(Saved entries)
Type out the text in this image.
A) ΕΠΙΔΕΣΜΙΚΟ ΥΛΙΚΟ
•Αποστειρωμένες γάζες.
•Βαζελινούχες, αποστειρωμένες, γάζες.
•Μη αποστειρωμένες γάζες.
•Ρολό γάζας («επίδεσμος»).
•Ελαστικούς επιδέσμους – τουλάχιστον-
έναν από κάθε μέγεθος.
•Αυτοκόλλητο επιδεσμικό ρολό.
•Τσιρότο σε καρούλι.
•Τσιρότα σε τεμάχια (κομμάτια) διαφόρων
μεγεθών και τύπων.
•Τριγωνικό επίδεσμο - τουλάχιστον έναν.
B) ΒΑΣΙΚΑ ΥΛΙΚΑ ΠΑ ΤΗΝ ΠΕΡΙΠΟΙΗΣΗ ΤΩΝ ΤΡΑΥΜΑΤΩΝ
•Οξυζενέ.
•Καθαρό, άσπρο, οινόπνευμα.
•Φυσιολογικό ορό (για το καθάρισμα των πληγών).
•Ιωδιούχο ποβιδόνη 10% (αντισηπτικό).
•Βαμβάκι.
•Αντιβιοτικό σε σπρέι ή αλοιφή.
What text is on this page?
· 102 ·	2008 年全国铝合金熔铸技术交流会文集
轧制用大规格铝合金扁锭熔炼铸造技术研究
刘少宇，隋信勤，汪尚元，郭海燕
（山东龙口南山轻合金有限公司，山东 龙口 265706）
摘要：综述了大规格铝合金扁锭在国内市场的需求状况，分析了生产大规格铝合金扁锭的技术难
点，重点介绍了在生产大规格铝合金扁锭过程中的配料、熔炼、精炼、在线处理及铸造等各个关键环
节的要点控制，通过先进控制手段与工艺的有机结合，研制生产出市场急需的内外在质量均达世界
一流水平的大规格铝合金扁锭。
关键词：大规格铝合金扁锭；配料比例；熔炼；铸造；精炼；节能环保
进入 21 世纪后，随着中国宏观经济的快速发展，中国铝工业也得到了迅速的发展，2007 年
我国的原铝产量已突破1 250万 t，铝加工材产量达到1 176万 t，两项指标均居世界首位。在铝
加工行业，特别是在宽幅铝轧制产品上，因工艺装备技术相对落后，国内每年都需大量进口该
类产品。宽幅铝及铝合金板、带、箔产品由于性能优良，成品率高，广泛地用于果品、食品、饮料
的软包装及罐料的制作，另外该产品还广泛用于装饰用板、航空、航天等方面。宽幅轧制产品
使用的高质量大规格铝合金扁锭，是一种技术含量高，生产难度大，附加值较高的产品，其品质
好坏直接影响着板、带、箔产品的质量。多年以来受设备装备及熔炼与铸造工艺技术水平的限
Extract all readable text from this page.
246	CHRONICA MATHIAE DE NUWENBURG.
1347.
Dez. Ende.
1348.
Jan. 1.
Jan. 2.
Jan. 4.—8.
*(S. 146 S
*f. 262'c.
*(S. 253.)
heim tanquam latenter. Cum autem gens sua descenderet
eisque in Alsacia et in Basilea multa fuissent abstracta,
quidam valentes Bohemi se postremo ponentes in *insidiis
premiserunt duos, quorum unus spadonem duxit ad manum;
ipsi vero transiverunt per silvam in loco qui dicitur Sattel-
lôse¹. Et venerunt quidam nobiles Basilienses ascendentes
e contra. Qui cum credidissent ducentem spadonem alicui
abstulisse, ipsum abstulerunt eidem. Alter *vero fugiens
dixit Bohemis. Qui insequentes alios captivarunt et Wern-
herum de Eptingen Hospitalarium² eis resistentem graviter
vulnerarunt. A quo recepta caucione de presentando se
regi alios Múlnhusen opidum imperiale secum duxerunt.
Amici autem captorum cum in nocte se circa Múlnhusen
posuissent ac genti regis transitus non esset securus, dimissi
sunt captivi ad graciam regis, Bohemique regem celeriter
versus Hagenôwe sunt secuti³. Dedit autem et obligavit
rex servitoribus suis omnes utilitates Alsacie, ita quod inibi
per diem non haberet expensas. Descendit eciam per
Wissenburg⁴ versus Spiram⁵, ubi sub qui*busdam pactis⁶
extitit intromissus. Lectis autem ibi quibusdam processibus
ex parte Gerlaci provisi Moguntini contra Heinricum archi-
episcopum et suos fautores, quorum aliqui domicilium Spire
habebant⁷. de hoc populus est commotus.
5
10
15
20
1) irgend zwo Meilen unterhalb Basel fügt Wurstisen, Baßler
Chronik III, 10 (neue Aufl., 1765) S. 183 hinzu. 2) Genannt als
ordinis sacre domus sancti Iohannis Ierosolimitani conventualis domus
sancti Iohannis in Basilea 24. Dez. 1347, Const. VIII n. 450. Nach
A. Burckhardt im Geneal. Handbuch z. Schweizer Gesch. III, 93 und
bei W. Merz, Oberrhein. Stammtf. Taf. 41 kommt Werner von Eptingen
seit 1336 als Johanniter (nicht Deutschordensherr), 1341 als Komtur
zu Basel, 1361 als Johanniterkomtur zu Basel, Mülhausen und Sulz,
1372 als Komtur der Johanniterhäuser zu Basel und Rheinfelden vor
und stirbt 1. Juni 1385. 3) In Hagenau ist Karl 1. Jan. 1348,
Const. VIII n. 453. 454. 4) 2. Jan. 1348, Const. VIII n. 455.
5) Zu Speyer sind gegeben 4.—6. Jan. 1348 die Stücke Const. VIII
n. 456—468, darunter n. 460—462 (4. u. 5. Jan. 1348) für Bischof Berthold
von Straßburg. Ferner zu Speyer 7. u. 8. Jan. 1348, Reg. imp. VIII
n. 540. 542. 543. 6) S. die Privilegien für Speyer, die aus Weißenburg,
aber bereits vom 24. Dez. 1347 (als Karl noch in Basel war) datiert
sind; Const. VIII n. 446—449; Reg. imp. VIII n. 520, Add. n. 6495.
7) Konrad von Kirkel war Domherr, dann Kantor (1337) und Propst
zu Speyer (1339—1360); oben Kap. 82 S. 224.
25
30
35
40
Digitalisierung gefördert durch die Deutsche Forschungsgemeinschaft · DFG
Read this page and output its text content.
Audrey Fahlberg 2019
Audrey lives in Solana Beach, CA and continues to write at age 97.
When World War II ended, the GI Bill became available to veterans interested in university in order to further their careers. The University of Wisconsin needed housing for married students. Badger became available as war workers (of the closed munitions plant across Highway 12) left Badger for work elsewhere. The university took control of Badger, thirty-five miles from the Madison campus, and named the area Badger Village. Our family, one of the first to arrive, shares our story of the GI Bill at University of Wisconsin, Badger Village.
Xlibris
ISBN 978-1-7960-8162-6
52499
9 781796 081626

- [EXERCISE REQUIREMENTS]: Identify the lines above that contain the word "Karl", then copy them.

- [SOLUTION FOR THIS TASK]:
und stirbt 1. Juni 1385. 3) In Hagenau ist Karl 1. Jan. 1348,
aber bereits vom 24. Dez. 1347 (als Karl noch in Basel war) datiert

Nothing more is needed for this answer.